**Task instructions**
Present every line in which the string "name" appears.

+---+

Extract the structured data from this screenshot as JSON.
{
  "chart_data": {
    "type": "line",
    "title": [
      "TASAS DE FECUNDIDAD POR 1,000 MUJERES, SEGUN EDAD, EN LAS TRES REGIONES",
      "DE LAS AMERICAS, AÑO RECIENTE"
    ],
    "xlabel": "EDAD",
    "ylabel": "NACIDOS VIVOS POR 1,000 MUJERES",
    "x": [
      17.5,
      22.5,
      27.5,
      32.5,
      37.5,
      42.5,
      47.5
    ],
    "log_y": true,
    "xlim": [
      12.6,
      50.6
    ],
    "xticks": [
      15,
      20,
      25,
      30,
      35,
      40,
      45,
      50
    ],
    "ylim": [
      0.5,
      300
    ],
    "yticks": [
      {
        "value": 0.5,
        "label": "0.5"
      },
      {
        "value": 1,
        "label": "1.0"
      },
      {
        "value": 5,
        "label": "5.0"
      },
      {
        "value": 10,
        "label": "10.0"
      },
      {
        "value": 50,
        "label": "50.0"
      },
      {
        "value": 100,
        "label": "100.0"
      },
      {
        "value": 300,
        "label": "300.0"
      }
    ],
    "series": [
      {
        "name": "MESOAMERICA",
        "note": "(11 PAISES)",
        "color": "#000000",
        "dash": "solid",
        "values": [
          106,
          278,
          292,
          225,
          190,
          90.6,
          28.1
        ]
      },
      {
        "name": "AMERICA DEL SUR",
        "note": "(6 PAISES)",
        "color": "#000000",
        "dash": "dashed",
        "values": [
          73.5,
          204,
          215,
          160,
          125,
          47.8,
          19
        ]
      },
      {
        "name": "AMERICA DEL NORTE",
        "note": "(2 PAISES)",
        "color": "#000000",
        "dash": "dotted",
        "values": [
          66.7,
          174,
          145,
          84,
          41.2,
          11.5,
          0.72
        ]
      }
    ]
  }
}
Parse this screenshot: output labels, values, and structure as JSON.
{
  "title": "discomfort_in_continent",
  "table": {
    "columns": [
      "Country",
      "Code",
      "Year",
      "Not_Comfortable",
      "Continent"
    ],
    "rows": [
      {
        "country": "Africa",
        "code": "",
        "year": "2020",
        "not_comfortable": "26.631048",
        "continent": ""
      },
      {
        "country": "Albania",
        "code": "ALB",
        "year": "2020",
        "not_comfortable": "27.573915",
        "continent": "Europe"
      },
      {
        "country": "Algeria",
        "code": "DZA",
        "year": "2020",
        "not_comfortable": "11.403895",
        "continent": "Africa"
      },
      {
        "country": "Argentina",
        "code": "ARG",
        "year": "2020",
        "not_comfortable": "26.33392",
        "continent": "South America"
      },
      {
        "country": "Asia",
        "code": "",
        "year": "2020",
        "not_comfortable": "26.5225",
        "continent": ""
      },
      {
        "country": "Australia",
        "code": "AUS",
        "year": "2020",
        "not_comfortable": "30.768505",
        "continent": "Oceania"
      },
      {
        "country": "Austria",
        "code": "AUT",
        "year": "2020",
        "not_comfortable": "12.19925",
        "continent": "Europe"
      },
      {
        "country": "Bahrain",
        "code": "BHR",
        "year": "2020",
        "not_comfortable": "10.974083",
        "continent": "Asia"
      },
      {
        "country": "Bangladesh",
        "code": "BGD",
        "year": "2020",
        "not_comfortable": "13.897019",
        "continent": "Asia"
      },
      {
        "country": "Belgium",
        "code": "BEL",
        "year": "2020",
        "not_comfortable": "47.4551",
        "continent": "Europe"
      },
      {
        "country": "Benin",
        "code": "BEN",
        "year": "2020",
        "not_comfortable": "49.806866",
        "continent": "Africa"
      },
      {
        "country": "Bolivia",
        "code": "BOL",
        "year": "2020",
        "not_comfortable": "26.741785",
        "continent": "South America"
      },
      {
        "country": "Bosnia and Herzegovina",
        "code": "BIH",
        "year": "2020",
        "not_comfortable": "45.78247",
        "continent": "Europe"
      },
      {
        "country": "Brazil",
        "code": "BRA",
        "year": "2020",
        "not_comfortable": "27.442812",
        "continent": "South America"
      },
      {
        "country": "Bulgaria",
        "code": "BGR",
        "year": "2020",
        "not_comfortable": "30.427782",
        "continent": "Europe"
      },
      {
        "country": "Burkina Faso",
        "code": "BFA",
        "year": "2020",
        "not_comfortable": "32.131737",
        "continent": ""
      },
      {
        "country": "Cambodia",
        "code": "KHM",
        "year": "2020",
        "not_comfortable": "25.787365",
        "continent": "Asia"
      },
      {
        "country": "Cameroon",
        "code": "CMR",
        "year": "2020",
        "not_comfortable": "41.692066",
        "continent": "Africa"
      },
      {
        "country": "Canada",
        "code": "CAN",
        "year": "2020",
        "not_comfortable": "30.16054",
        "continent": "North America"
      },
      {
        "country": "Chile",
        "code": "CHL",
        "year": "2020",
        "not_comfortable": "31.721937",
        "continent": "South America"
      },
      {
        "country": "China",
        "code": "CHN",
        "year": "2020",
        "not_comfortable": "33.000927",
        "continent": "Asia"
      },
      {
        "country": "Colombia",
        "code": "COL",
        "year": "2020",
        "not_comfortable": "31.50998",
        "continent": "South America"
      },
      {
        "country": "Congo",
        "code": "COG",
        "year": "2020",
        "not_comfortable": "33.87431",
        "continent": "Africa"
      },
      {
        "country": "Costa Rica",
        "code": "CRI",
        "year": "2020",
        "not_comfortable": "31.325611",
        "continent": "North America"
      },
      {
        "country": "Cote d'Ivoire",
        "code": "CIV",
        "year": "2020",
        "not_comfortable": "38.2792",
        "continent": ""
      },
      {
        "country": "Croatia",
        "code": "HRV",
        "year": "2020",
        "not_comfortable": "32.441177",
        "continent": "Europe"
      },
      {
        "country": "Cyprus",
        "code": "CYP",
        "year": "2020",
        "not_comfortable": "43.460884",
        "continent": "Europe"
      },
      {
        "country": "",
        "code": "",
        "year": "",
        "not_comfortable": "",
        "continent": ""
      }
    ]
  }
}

+---+

**Solution below**
        "name": "MESOAMERICA",
        "name": "AMERICA DEL SUR",
        "name": "AMERICA DEL NORTE",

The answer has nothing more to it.